• Problem statement: Can you reproduce every entry below line for line, leaving out the pictures?
==================================================
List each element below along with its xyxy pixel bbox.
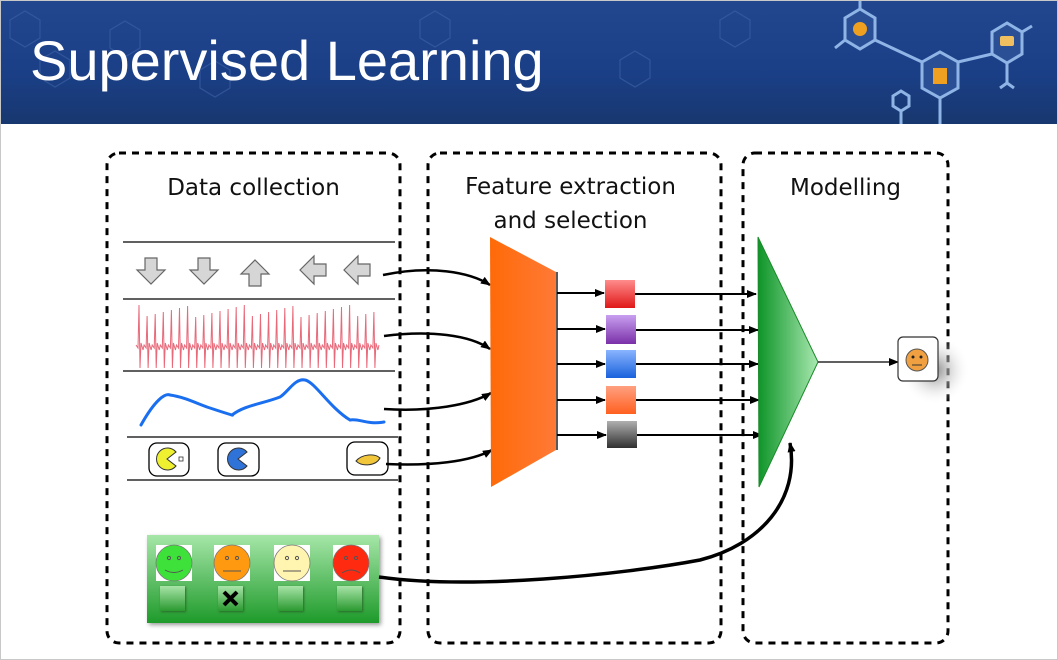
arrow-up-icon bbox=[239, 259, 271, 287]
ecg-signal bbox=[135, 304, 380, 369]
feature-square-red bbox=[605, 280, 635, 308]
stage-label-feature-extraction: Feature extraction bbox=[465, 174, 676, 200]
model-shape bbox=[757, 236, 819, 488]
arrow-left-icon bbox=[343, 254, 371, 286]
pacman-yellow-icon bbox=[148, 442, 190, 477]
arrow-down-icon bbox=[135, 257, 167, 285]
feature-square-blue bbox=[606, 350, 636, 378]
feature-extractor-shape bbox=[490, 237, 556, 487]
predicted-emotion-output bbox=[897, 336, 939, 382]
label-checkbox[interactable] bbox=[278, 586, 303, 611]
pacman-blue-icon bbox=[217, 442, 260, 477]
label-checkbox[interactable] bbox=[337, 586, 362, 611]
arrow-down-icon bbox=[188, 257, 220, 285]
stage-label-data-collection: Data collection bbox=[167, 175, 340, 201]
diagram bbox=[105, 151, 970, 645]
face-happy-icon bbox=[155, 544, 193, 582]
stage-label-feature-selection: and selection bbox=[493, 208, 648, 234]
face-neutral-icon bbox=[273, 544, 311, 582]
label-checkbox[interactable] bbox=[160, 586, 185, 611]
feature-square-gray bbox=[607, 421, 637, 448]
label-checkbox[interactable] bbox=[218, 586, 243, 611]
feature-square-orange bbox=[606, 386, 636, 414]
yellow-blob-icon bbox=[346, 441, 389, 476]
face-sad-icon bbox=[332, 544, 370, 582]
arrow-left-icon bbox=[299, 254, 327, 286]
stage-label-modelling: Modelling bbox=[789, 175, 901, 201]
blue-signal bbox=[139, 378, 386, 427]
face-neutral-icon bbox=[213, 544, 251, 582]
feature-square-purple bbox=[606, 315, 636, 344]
==================================================
• Exercise answer:
List each element below along with its xyxy pixel bbox.
arrow-up-icon bbox=[239, 259, 271, 287]
ecg-signal bbox=[135, 304, 380, 369]
feature-square-red bbox=[605, 280, 635, 308]
stage-label-feature-extraction: Feature extraction bbox=[465, 174, 676, 200]
model-shape bbox=[757, 236, 819, 488]
arrow-left-icon bbox=[343, 254, 371, 286]
pacman-yellow-icon bbox=[148, 442, 190, 477]
arrow-down-icon bbox=[135, 257, 167, 285]
feature-square-blue bbox=[606, 350, 636, 378]
feature-extractor-shape bbox=[490, 237, 556, 487]
predicted-emotion-output bbox=[897, 336, 939, 382]
label-checkbox[interactable] bbox=[278, 586, 303, 611]
pacman-blue-icon bbox=[217, 442, 260, 477]
label-checkbox[interactable] bbox=[337, 586, 362, 611]
arrow-down-icon bbox=[188, 257, 220, 285]
stage-label-data-collection: Data collection bbox=[167, 175, 340, 201]
diagram bbox=[105, 151, 970, 645]
face-happy-icon bbox=[155, 544, 193, 582]
stage-label-feature-selection: and selection bbox=[493, 208, 648, 234]
face-neutral-icon bbox=[273, 544, 311, 582]
label-checkbox[interactable] bbox=[160, 586, 185, 611]
feature-square-gray bbox=[607, 421, 637, 448]
label-checkbox[interactable] bbox=[218, 586, 243, 611]
feature-square-orange bbox=[606, 386, 636, 414]
yellow-blob-icon bbox=[346, 441, 389, 476]
face-sad-icon bbox=[332, 544, 370, 582]
arrow-left-icon bbox=[299, 254, 327, 286]
stage-label-modelling: Modelling bbox=[789, 175, 901, 201]
blue-signal bbox=[139, 378, 386, 427]
face-neutral-icon bbox=[213, 544, 251, 582]
feature-square-purple bbox=[606, 315, 636, 344]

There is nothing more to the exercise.